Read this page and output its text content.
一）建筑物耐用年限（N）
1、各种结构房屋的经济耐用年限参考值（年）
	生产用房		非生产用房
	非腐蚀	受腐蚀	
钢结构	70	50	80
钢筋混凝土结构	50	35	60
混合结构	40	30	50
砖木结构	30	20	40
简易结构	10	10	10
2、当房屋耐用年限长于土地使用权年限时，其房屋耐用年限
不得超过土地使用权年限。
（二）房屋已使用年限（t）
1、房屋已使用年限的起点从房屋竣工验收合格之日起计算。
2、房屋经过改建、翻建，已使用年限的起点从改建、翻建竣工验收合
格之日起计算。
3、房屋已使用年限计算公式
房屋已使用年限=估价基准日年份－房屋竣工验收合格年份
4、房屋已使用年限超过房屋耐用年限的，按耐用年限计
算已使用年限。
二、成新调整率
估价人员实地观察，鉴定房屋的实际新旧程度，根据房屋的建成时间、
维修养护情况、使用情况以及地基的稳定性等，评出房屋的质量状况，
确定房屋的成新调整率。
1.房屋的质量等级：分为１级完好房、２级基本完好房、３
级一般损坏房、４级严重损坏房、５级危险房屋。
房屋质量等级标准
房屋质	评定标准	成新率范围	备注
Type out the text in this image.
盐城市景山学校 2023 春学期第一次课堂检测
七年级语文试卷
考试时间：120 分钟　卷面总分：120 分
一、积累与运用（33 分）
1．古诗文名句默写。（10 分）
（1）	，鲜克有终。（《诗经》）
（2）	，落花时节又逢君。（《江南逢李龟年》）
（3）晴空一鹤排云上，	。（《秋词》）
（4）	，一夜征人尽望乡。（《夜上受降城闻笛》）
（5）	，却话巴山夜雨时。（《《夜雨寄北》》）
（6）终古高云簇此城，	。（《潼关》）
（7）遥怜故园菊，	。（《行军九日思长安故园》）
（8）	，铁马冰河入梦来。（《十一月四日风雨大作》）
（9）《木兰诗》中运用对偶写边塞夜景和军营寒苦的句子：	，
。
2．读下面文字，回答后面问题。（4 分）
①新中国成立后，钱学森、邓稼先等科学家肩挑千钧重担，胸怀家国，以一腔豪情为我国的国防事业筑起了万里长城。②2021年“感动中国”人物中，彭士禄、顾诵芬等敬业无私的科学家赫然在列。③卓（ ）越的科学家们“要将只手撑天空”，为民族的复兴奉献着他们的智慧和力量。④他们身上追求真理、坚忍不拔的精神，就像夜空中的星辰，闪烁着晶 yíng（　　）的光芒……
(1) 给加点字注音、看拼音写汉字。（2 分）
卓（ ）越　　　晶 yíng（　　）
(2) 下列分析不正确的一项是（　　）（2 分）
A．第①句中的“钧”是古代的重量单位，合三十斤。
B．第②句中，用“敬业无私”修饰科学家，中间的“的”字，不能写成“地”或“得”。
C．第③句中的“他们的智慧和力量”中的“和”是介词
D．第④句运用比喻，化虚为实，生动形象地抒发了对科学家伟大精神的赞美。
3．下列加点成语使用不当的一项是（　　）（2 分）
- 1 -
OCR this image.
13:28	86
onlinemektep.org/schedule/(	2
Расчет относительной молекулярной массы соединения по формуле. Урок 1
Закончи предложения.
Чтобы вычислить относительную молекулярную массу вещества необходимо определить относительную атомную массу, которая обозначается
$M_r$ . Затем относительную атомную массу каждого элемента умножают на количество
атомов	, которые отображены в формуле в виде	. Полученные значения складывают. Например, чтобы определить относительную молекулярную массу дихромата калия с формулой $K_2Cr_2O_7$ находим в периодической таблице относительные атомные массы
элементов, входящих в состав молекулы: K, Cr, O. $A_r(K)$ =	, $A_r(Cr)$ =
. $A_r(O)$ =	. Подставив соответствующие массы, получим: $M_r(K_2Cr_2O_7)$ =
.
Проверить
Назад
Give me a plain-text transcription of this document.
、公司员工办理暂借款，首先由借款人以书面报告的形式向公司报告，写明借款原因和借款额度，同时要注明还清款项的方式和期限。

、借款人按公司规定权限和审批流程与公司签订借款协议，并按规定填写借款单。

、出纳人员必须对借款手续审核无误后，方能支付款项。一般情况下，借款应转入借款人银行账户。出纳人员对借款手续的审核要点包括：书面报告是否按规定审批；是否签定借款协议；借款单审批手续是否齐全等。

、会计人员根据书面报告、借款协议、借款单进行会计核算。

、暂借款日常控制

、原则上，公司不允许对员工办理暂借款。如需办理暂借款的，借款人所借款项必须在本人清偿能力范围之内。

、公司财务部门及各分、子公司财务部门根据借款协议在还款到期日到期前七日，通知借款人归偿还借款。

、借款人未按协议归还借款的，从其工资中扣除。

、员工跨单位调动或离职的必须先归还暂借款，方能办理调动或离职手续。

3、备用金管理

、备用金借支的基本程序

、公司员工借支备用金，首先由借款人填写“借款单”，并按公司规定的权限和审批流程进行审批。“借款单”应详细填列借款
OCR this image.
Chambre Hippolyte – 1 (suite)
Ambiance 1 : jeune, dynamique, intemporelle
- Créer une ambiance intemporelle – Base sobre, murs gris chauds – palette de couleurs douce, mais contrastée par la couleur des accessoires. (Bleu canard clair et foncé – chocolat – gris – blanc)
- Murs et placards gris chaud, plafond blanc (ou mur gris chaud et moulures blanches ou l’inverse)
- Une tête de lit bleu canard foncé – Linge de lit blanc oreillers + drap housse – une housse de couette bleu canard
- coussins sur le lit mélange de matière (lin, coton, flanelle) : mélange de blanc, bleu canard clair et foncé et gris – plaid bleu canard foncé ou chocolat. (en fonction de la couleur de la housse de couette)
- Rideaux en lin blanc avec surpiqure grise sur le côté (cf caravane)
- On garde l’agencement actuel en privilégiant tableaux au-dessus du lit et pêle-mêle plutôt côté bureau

• **AIM**: Only lines with the word "couette" should be collected from the material.

• **TASK RESULT**:
- Une tête de lit bleu canard foncé – Linge de lit blanc oreillers + drap housse – une housse de couette bleu canard
- coussins sur le lit mélange de matière (lin, coton, flanelle) : mélange de blanc, bleu canard clair et foncé et gris – plaid bleu canard foncé ou chocolat. (en fonction de la couleur de la housse de couette)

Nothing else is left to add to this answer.